§ AIM
From the records below, extract all the text exactly and leave the images behind.

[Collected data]

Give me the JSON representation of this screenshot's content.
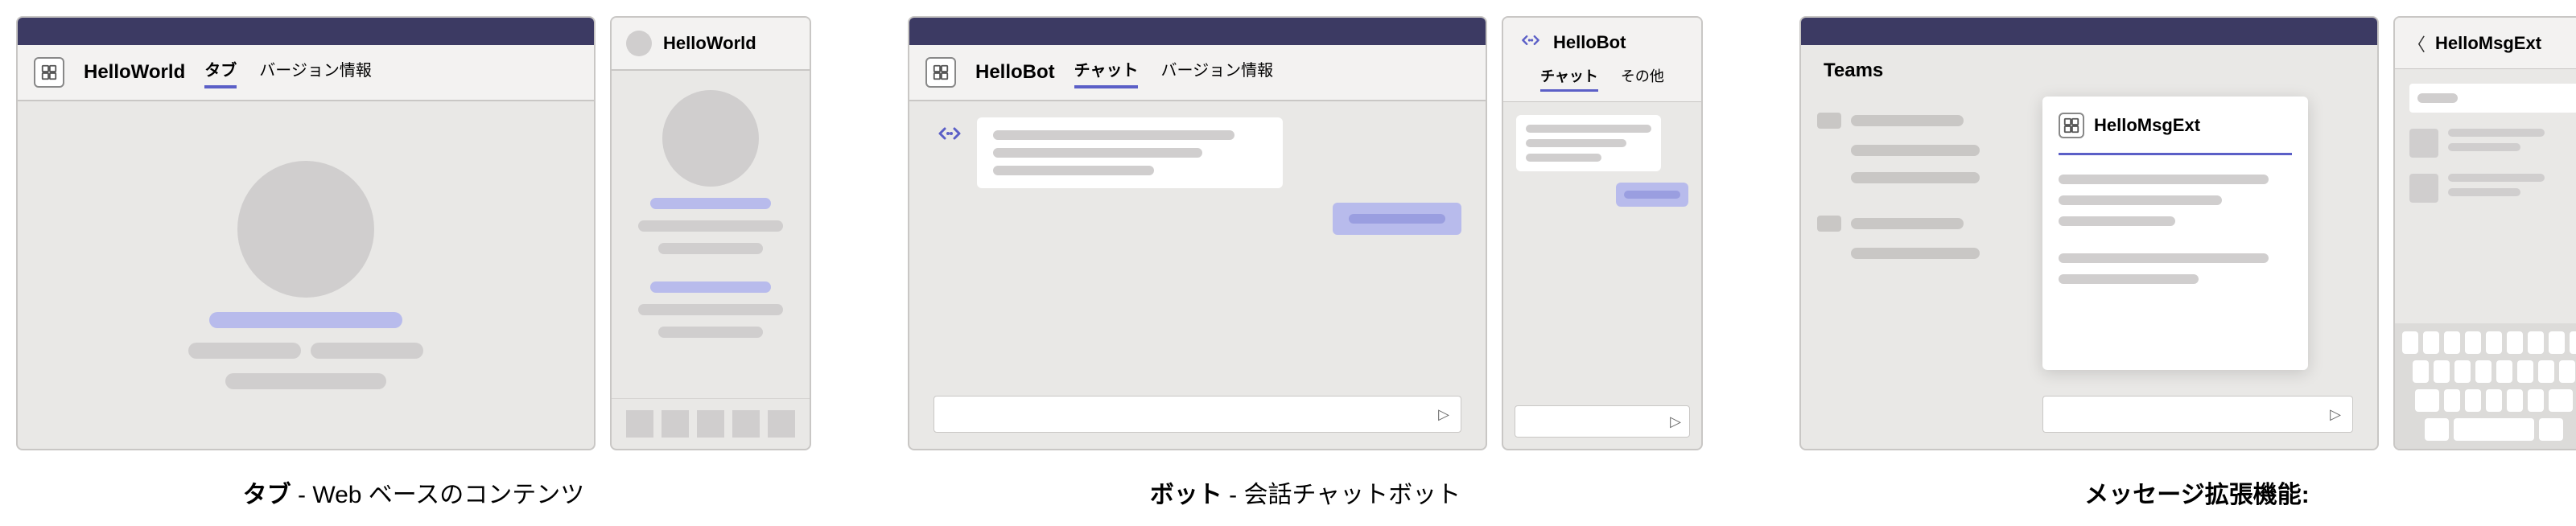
{
  "sections": {
    "tab": {
      "desktop": {
        "app_name": "HelloWorld",
        "tab_active": "タブ",
        "tab_other": "バージョン情報"
      },
      "mobile": {
        "app_name": "HelloWorld"
      },
      "caption_bold": "タブ",
      "caption_rest": " - Web ベースのコンテンツ"
    },
    "bot": {
      "desktop": {
        "app_name": "HelloBot",
        "tab_active": "チャット",
        "tab_other": "バージョン情報"
      },
      "mobile": {
        "app_name": "HelloBot",
        "tab_active": "チャット",
        "tab_other": "その他"
      },
      "caption_bold": "ボット",
      "caption_rest": " - 会話チャットボット"
    },
    "ext": {
      "desktop": {
        "header": "Teams",
        "card_title": "HelloMsgExt"
      },
      "mobile": {
        "title": "HelloMsgExt"
      },
      "caption_bold": "メッセージ拡張機能:"
    }
  },
  "icons": {
    "bot_color": "#5b5fc7"
  }
}
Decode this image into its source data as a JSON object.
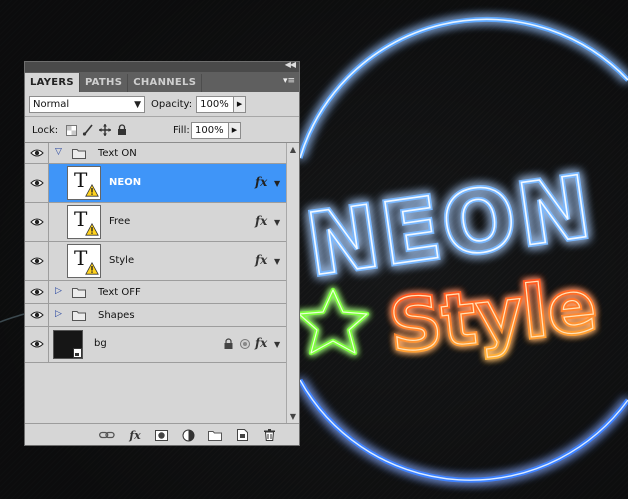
{
  "artwork": {
    "line1": "NEON",
    "line2": "Style",
    "colors": {
      "blue_glow": "#2f8cff",
      "orange_text": "#ff7a1a",
      "star_green": "#7dff3c"
    }
  },
  "panel": {
    "tabs": [
      {
        "label": "LAYERS",
        "active": true
      },
      {
        "label": "PATHS",
        "active": false
      },
      {
        "label": "CHANNELS",
        "active": false
      }
    ],
    "blend_mode": "Normal",
    "opacity_label": "Opacity:",
    "opacity_value": "100%",
    "lock_label": "Lock:",
    "fill_label": "Fill:",
    "fill_value": "100%"
  },
  "layers": [
    {
      "name": "Text ON",
      "type": "group",
      "expanded": true
    },
    {
      "name": "NEON",
      "type": "text",
      "selected": true,
      "fx": "fx"
    },
    {
      "name": "Free",
      "type": "text",
      "fx": "fx"
    },
    {
      "name": "Style",
      "type": "text",
      "fx": "fx"
    },
    {
      "name": "Text OFF",
      "type": "group",
      "expanded": false
    },
    {
      "name": "Shapes",
      "type": "group",
      "expanded": false
    },
    {
      "name": "bg",
      "type": "raster",
      "locked": true,
      "fx": "fx"
    }
  ],
  "footer": {
    "fx_label": "fx"
  },
  "ui_colors": {
    "selection": "#3f95f8",
    "panel_bg": "#d6d6d6",
    "tab_bar": "#5f5f5f"
  }
}
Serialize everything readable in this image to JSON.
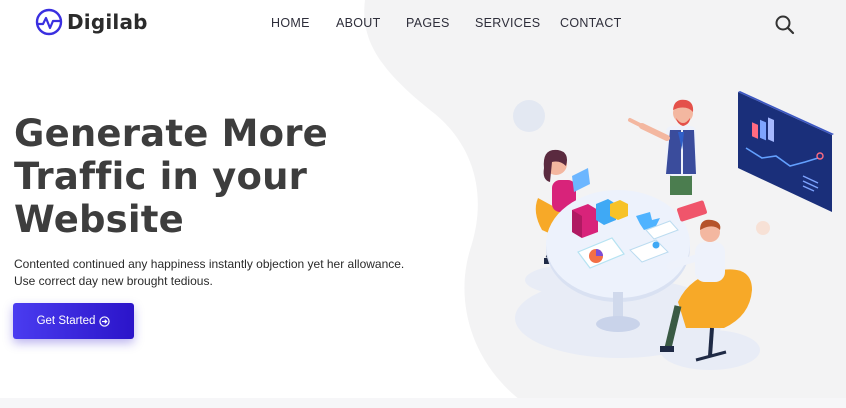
{
  "brand": {
    "name": "Digilab",
    "accent": "#3a2fe0"
  },
  "nav": {
    "items": [
      {
        "label": "HOME"
      },
      {
        "label": "ABOUT"
      },
      {
        "label": "PAGES"
      },
      {
        "label": "SERVICES"
      },
      {
        "label": "CONTACT"
      }
    ],
    "search_icon": "search-icon"
  },
  "hero": {
    "title_lines": [
      "Generate More",
      "Traffic in your",
      "Website"
    ],
    "description_lines": [
      "Contented continued any happiness instantly objection yet her allowance.",
      "Use correct day new brought tedious."
    ],
    "cta": {
      "label": "Get Started",
      "icon": "arrow-circle-right-icon",
      "color": "#3523d8"
    }
  },
  "illustration": {
    "icon": "team-meeting-illustration"
  }
}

§ EXPECTED ANSWER
Give me the JSON representation of this screenshot's content.
{
  "sections": {
    "tab": {
      "desktop": {
        "app_name": "HelloWorld",
        "tab_active": "タブ",
        "tab_other": "バージョン情報"
      },
      "mobile": {
        "app_name": "HelloWorld"
      },
      "caption_bold": "タブ",
      "caption_rest": " - Web ベースのコンテンツ"
    },
    "bot": {
      "desktop": {
        "app_name": "HelloBot",
        "tab_active": "チャット",
        "tab_other": "バージョン情報"
      },
      "mobile": {
        "app_name": "HelloBot",
        "tab_active": "チャット",
        "tab_other": "その他"
      },
      "caption_bold": "ボット",
      "caption_rest": " - 会話チャットボット"
    },
    "ext": {
      "desktop": {
        "header": "Teams",
        "card_title": "HelloMsgExt"
      },
      "mobile": {
        "title": "HelloMsgExt"
      },
      "caption_bold": "メッセージ拡張機能:"
    }
  },
  "icons": {
    "bot_color": "#5b5fc7"
  }
}
Decode this image into its source data as a JSON object.
{
  "artwork": {
    "line1": "NEON",
    "line2": "Style",
    "colors": {
      "blue_glow": "#2f8cff",
      "orange_text": "#ff7a1a",
      "star_green": "#7dff3c"
    }
  },
  "panel": {
    "tabs": [
      {
        "label": "LAYERS",
        "active": true
      },
      {
        "label": "PATHS",
        "active": false
      },
      {
        "label": "CHANNELS",
        "active": false
      }
    ],
    "blend_mode": "Normal",
    "opacity_label": "Opacity:",
    "opacity_value": "100%",
    "lock_label": "Lock:",
    "fill_label": "Fill:",
    "fill_value": "100%"
  },
  "layers": [
    {
      "name": "Text ON",
      "type": "group",
      "expanded": true
    },
    {
      "name": "NEON",
      "type": "text",
      "selected": true,
      "fx": "fx"
    },
    {
      "name": "Free",
      "type": "text",
      "fx": "fx"
    },
    {
      "name": "Style",
      "type": "text",
      "fx": "fx"
    },
    {
      "name": "Text OFF",
      "type": "group",
      "expanded": false
    },
    {
      "name": "Shapes",
      "type": "group",
      "expanded": false
    },
    {
      "name": "bg",
      "type": "raster",
      "locked": true,
      "fx": "fx"
    }
  ],
  "footer": {
    "fx_label": "fx"
  },
  "ui_colors": {
    "selection": "#3f95f8",
    "panel_bg": "#d6d6d6",
    "tab_bar": "#5f5f5f"
  }
}
Serialize everything readable in this image to JSON.
{
  "brand": {
    "name": "Digilab",
    "accent": "#3a2fe0"
  },
  "nav": {
    "items": [
      {
        "label": "HOME"
      },
      {
        "label": "ABOUT"
      },
      {
        "label": "PAGES"
      },
      {
        "label": "SERVICES"
      },
      {
        "label": "CONTACT"
      }
    ],
    "search_icon": "search-icon"
  },
  "hero": {
    "title_lines": [
      "Generate More",
      "Traffic in your",
      "Website"
    ],
    "description_lines": [
      "Contented continued any happiness instantly objection yet her allowance.",
      "Use correct day new brought tedious."
    ],
    "cta": {
      "label": "Get Started",
      "icon": "arrow-circle-right-icon",
      "color": "#3523d8"
    }
  },
  "illustration": {
    "icon": "team-meeting-illustration"
  }
}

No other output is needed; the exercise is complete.